** Begin DATA SUPPLIED **
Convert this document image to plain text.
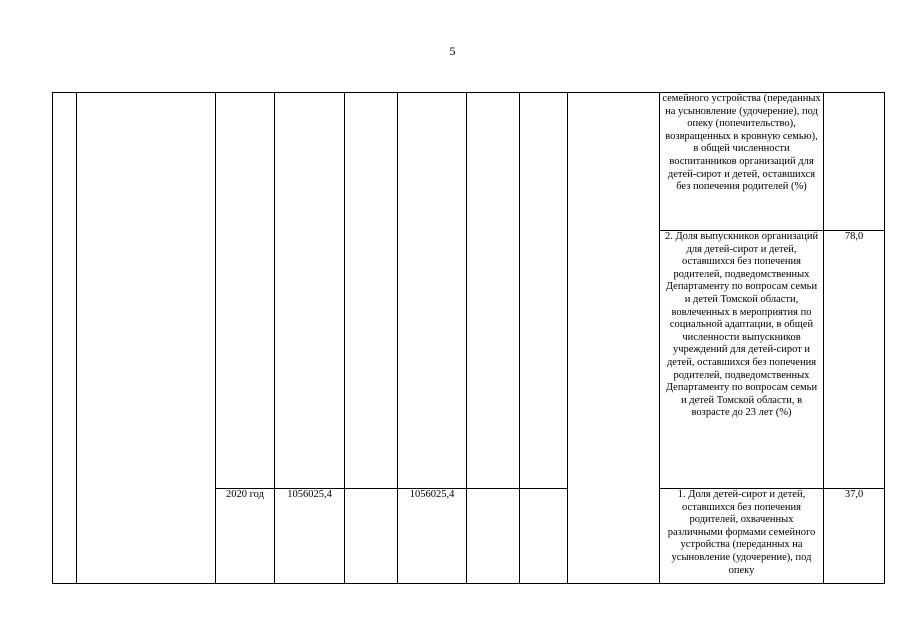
5
									семейного устройства (переданных на усыновление (удочерение), под опеку (попечительство), возвращенных в кровную семью), в общей численности воспитанников организаций для детей-сирот и детей, оставшихся без попечения родителей (%)	
									2. Доля выпускников организаций для детей-сирот и детей, оставшихся без попечения родителей, подведомственных Департаменту по вопросам семьи и детей Томской области, вовлеченных в мероприятия по социальной адаптации, в общей численности выпускников учреждений для детей-сирот и детей, оставшихся без попечения родителей, подведомственных Департаменту по вопросам семьи и детей Томской области, в возрасте до 23 лет (%)	78,0
		2020 год	1056025,4		1056025,4				1. Доля детей-сирот и детей, оставшихся без попечения родителей, охваченных различными формами семейного устройства (переданных на усыновление (удочерение), под опеку	37,0
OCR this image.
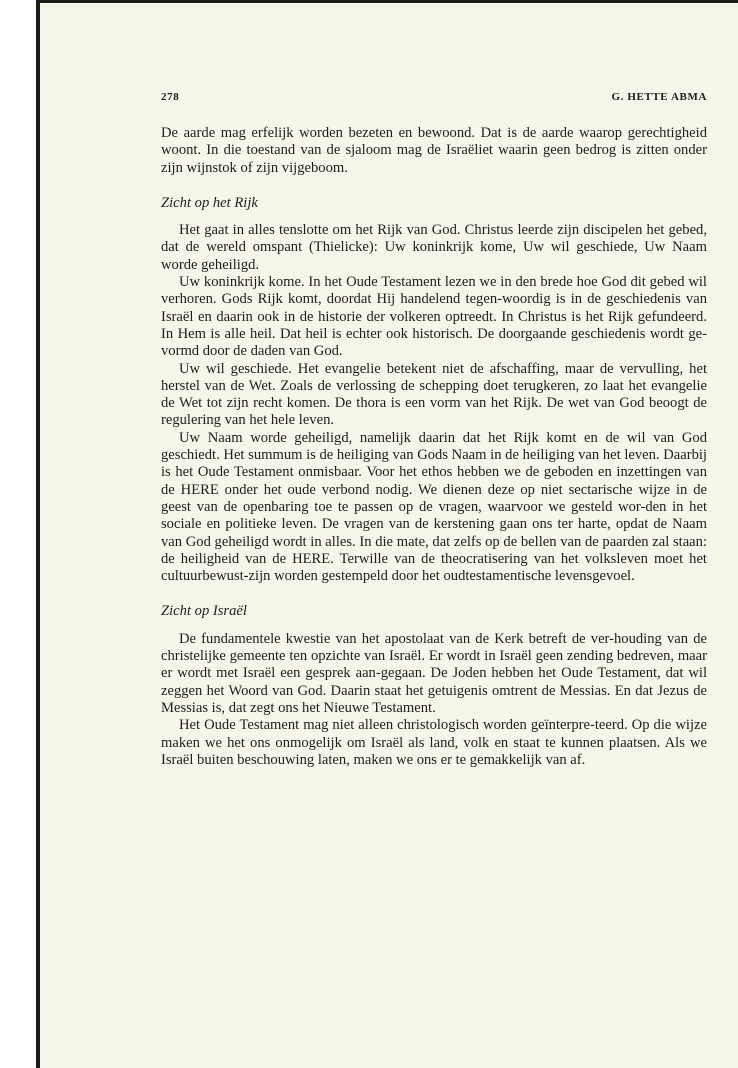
278	G. HETTE ABMA

De aarde mag erfelijk worden bezeten en bewoond. Dat is de aarde waarop gerechtigheid woont. In die toestand van de sjaloom mag de Israëliet waarin geen bedrog is zitten onder zijn wijnstok of zijn vijgeboom.

Zicht op het Rijk

Het gaat in alles tenslotte om het Rijk van God. Christus leerde zijn discipelen het gebed, dat de wereld omspant (Thielicke): Uw koninkrijk kome, Uw wil geschiede, Uw Naam worde geheiligd.

Uw koninkrijk kome. In het Oude Testament lezen we in den brede hoe God dit gebed wil verhoren. Gods Rijk komt, doordat Hij handelend tegen-woordig is in de geschiedenis van Israël en daarin ook in de historie der volkeren optreedt. In Christus is het Rijk gefundeerd. In Hem is alle heil. Dat heil is echter ook historisch. De doorgaande geschiedenis wordt ge-vormd door de daden van God.

Uw wil geschiede. Het evangelie betekent niet de afschaffing, maar de vervulling, het herstel van de Wet. Zoals de verlossing de schepping doet terugkeren, zo laat het evangelie de Wet tot zijn recht komen. De thora is een vorm van het Rijk. De wet van God beoogt de regulering van het hele leven.

Uw Naam worde geheiligd, namelijk daarin dat het Rijk komt en de wil van God geschiedt. Het summum is de heiliging van Gods Naam in de heiliging van het leven. Daarbij is het Oude Testament onmisbaar. Voor het ethos hebben we de geboden en inzettingen van de HERE onder het oude verbond nodig. We dienen deze op niet sectarische wijze in de geest van de openbaring toe te passen op de vragen, waarvoor we gesteld wor-den in het sociale en politieke leven. De vragen van de kerstening gaan ons ter harte, opdat de Naam van God geheiligd wordt in alles. In die mate, dat zelfs op de bellen van de paarden zal staan: de heiligheid van de HERE. Terwille van de theocratisering van het volksleven moet het cultuurbewust-zijn worden gestempeld door het oudtestamentische levensgevoel.

Zicht op Israël

De fundamentele kwestie van het apostolaat van de Kerk betreft de ver-houding van de christelijke gemeente ten opzichte van Israël. Er wordt in Israël geen zending bedreven, maar er wordt met Israël een gesprek aan-gegaan. De Joden hebben het Oude Testament, dat wil zeggen het Woord van God. Daarin staat het getuigenis omtrent de Messias. En dat Jezus de Messias is, dat zegt ons het Nieuwe Testament.

Het Oude Testament mag niet alleen christologisch worden geïnterpre-teerd. Op die wijze maken we het ons onmogelijk om Israël als land, volk en staat te kunnen plaatsen. Als we Israël buiten beschouwing laten, maken we ons er te gemakkelijk van af.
** End DATA SUPPLIED **
PROBLEM DESCRIPTION:
Your task is to report how many lines of the material include the string "geen". Give the number and no other words.

REPLY:
2